** BEGIN Exercise materials **

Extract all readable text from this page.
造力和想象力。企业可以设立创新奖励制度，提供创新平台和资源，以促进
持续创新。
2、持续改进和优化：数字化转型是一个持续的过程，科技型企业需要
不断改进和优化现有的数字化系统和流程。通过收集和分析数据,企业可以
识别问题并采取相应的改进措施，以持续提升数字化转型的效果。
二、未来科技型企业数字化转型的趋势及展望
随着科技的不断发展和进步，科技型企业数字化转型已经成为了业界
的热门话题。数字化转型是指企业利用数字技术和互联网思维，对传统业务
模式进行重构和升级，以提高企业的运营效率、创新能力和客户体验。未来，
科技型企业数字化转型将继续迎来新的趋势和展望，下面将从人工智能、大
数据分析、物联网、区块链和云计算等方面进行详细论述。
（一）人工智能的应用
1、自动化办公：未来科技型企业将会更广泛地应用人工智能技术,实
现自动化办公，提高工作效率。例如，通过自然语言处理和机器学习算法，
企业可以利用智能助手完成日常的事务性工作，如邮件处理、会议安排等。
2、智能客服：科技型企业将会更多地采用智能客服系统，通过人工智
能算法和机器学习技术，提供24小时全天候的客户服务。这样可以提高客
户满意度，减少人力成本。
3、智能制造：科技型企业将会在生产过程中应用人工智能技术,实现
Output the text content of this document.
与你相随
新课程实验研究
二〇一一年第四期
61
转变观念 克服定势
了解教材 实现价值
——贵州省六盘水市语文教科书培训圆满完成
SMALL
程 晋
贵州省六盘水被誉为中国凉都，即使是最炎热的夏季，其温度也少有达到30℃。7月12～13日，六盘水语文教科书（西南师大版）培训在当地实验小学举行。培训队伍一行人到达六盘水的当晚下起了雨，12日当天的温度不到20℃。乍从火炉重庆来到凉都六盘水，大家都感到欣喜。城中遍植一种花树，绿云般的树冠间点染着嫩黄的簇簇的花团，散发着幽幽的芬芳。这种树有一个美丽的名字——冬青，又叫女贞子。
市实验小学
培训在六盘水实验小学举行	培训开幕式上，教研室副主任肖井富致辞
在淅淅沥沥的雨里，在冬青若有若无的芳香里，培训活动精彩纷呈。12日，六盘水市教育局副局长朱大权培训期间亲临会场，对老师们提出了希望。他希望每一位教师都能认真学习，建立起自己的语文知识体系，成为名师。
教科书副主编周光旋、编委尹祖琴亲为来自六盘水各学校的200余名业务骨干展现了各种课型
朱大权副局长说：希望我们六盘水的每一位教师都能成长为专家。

** END Exercise materials **

### [Problem description]
Using the data above, repeat every line exactly.

### [Correct response]
Extract all readable text from this page.
造力和想象力。企业可以设立创新奖励制度，提供创新平台和资源，以促进
持续创新。
2、持续改进和优化：数字化转型是一个持续的过程，科技型企业需要
不断改进和优化现有的数字化系统和流程。通过收集和分析数据,企业可以
识别问题并采取相应的改进措施，以持续提升数字化转型的效果。
二、未来科技型企业数字化转型的趋势及展望
随着科技的不断发展和进步，科技型企业数字化转型已经成为了业界
的热门话题。数字化转型是指企业利用数字技术和互联网思维，对传统业务
模式进行重构和升级，以提高企业的运营效率、创新能力和客户体验。未来，
科技型企业数字化转型将继续迎来新的趋势和展望，下面将从人工智能、大
数据分析、物联网、区块链和云计算等方面进行详细论述。
（一）人工智能的应用
1、自动化办公：未来科技型企业将会更广泛地应用人工智能技术,实
现自动化办公，提高工作效率。例如，通过自然语言处理和机器学习算法，
企业可以利用智能助手完成日常的事务性工作，如邮件处理、会议安排等。
2、智能客服：科技型企业将会更多地采用智能客服系统，通过人工智
能算法和机器学习技术，提供24小时全天候的客户服务。这样可以提高客
户满意度，减少人力成本。
3、智能制造：科技型企业将会在生产过程中应用人工智能技术,实现
Output the text content of this document.
与你相随
新课程实验研究
二〇一一年第四期
61
转变观念 克服定势
了解教材 实现价值
——贵州省六盘水市语文教科书培训圆满完成
SMALL
程 晋
贵州省六盘水被誉为中国凉都，即使是最炎热的夏季，其温度也少有达到30℃。7月12～13日，六盘水语文教科书（西南师大版）培训在当地实验小学举行。培训队伍一行人到达六盘水的当晚下起了雨，12日当天的温度不到20℃。乍从火炉重庆来到凉都六盘水，大家都感到欣喜。城中遍植一种花树，绿云般的树冠间点染着嫩黄的簇簇的花团，散发着幽幽的芬芳。这种树有一个美丽的名字——冬青，又叫女贞子。
市实验小学
培训在六盘水实验小学举行	培训开幕式上，教研室副主任肖井富致辞
在淅淅沥沥的雨里，在冬青若有若无的芳香里，培训活动精彩纷呈。12日，六盘水市教育局副局长朱大权培训期间亲临会场，对老师们提出了希望。他希望每一位教师都能认真学习，建立起自己的语文知识体系，成为名师。
教科书副主编周光旋、编委尹祖琴亲为来自六盘水各学校的200余名业务骨干展现了各种课型
朱大权副局长说：希望我们六盘水的每一位教师都能成长为专家。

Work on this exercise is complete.